• _DOCUMENT EXTRACT_
Teemu Ikonen | 3 Apr 10:58

Branches to patches

Stefano Zacchiroli wrote:
> However in general it is not possible to
> require that all patches apply properly to pristine source. In some
> (rare fortunately) cases two patches will conflict with each other on
> the pristine source and you need to make one depend on the other or the
> other way round.

I recently started to use git in some of my Debian packages and
thought about this issue a bit.

When maintaining packages with a version control system, having each
"feature" in a separate branch (branched from the upstream version) is
clearly superior to a stack of patches. You retain separate history
for every branch and can easily develop features independently,
without having to worry about conflicts.

When making a release, all the feature branches are merged to an
integration branch. The end product of the packaging should be this
well-integrated source, but it would be nice to also have the separate
features easily extractable from the source package as well. Usually
this is achieved by having the package contain a quilt patch series or
similar. Converting a set of branches to a stack of patches is easy if
there are no conflicts, but of course this is not always the case.

• _OBJECTIVES_
1. According to the post on turning branches into patches, what does a package usually contain so that separate features can be extracted from it?
2. Count the lines of the listing that contain the string "text", with case counting, and give only the number.

• _EXERCISE DATA_
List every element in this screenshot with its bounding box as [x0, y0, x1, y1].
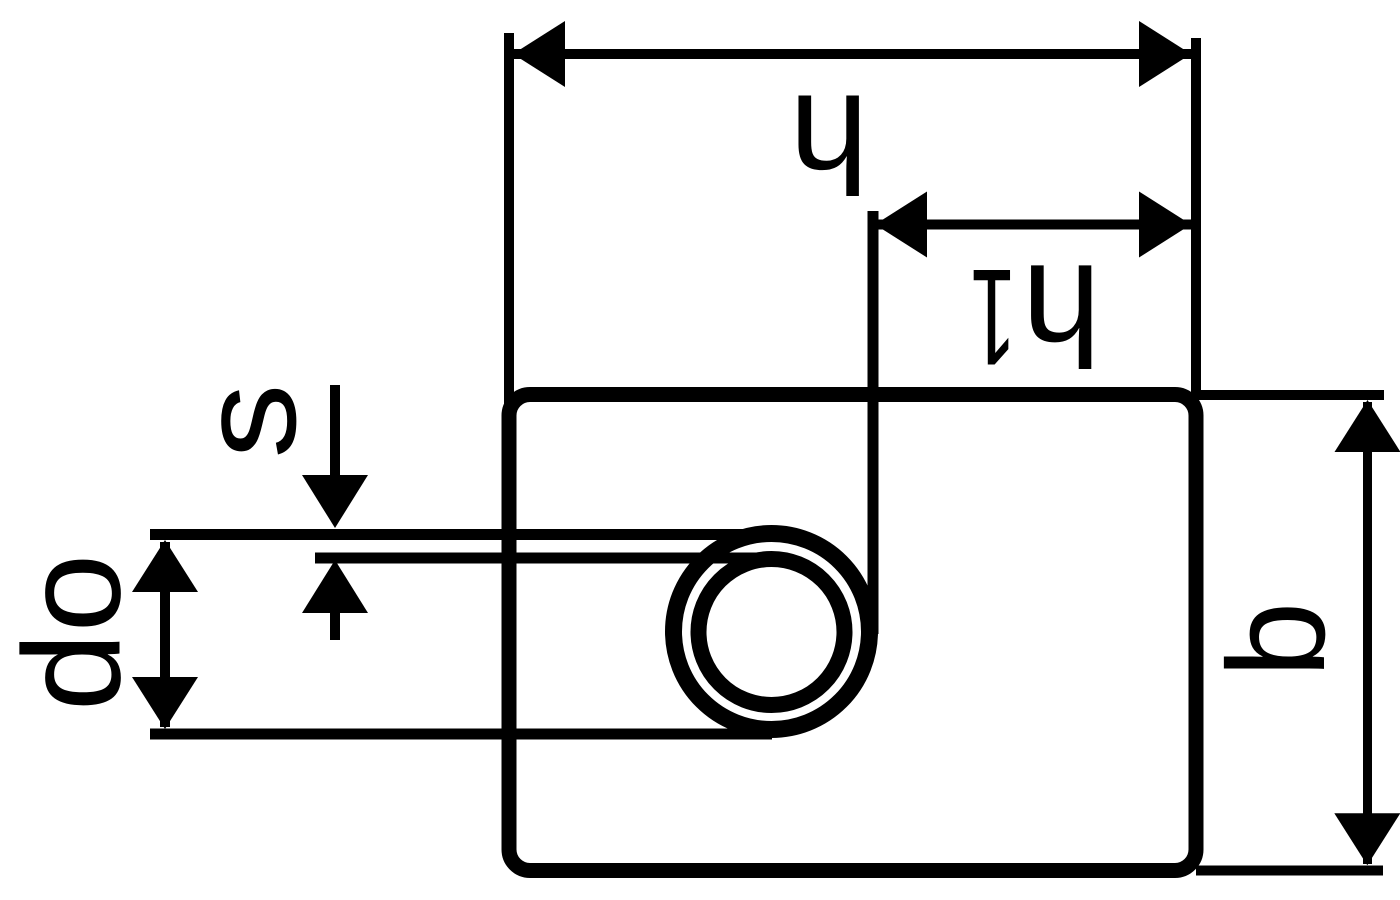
- outer circle of rolled hole: [674, 534, 870, 730]
- inner circle of rolled hole: [699, 559, 845, 705]
- dimension b: top extension line: [1196, 390, 1384, 400]
- dimension do: upper arrowhead (pointing up): [132, 540, 198, 592]
- dimension h1: left extension line (tangent to hole): [868, 211, 879, 634]
- svg-text:1: 1: [970, 240, 1017, 393]
- dimension h: right arrowhead: [1139, 21, 1191, 87]
- svg-text:h: h: [1022, 234, 1101, 393]
- dimension h: left arrowhead: [513, 21, 565, 87]
- dimension do: bottom extension line (tangent to hole bottom): [150, 729, 772, 740]
- dimension s: label s (rotated -90): [171, 383, 325, 458]
- dimension do: label do (rotated -90): [0, 554, 149, 712]
- dimension h: label h (rotated 180): [789, 66, 869, 221]
- dimension h1: left arrowhead: [875, 192, 927, 258]
- dimension h1: label h1 (rotated 180): [1022, 234, 1101, 393]
- svg-text:s: s: [171, 383, 325, 458]
- dimension h: left extension line: [504, 33, 514, 410]
- svg-text:do: do: [0, 554, 149, 712]
- dimension s: upper arrowhead (pointing down): [302, 475, 368, 528]
- dimension b: top arrowhead (pointing up): [1335, 400, 1400, 452]
- svg-text:h: h: [789, 66, 869, 221]
- dimension b: label b (rotated -90): [1200, 602, 1354, 678]
- dimension b: bottom extension line: [1196, 866, 1383, 876]
- dimension do: dimension line: [160, 542, 170, 727]
- dimension do: lower arrowhead (pointing down): [132, 677, 198, 729]
- dimension h1: right arrowhead: [1139, 192, 1191, 258]
- dimension s: lower leader tail: [330, 610, 340, 640]
- dimension s: lower arrowhead (pointing up): [302, 560, 368, 613]
- slot bottom line (lower sheet edge): [315, 553, 772, 564]
- dimension b: dimension line: [1363, 402, 1372, 864]
- part body outline (rounded rectangle): [509, 395, 1196, 871]
- svg-text:b: b: [1200, 602, 1354, 678]
- dimension h1: dimension line: [875, 220, 1191, 230]
- dimension b: bottom arrowhead (pointing down): [1334, 813, 1400, 865]
- dimension h: dimension line: [513, 49, 1191, 59]
- dimension s: upper leader line: [330, 385, 340, 478]
- slot top line (upper sheet edge): [150, 529, 772, 540]
- dimension h: right extension line: [1191, 38, 1201, 400]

• _SOLUTIONS PER TASK_
1. A quilt patch series or something similar.

2. 6